■ TO BE DONE: Copy all lines in which the word "上年结余" can be found.

■ THE RECORDS:
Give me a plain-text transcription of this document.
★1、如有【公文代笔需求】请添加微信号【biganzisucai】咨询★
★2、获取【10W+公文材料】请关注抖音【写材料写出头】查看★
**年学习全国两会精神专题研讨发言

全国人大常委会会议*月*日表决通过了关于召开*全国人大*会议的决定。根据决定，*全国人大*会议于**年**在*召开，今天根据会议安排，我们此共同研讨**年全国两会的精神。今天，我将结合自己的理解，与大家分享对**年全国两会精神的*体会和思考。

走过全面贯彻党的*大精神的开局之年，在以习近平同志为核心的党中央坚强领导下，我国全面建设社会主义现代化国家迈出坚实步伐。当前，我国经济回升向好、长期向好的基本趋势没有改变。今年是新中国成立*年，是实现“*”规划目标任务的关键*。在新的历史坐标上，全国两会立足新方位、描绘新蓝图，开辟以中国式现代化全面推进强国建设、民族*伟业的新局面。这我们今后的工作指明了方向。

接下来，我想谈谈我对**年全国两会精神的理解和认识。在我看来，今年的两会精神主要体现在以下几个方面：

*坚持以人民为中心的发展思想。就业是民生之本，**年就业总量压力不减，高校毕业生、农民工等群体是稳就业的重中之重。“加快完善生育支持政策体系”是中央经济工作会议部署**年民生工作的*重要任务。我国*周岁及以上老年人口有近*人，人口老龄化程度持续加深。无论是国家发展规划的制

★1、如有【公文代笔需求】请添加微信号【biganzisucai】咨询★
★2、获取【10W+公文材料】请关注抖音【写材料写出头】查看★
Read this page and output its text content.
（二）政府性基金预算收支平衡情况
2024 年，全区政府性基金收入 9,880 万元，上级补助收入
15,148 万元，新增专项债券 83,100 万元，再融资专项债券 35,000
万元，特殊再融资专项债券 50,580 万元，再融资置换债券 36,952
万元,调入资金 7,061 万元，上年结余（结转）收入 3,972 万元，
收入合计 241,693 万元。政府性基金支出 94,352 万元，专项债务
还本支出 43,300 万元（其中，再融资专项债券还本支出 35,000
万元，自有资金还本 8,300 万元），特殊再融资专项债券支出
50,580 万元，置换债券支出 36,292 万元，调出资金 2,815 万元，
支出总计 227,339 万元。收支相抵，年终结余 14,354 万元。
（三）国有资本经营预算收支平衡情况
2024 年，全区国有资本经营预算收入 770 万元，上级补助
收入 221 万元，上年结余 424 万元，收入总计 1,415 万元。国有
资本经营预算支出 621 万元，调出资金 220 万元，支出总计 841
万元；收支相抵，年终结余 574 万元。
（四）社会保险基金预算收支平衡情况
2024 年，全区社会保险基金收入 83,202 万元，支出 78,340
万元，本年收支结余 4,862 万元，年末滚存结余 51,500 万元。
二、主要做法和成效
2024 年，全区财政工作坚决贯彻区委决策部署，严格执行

■ FULL ANSWER:
万元,调入资金 7,061 万元，上年结余（结转）收入 3,972 万元，
收入 221 万元，上年结余 424 万元，收入总计 1,415 万元。国有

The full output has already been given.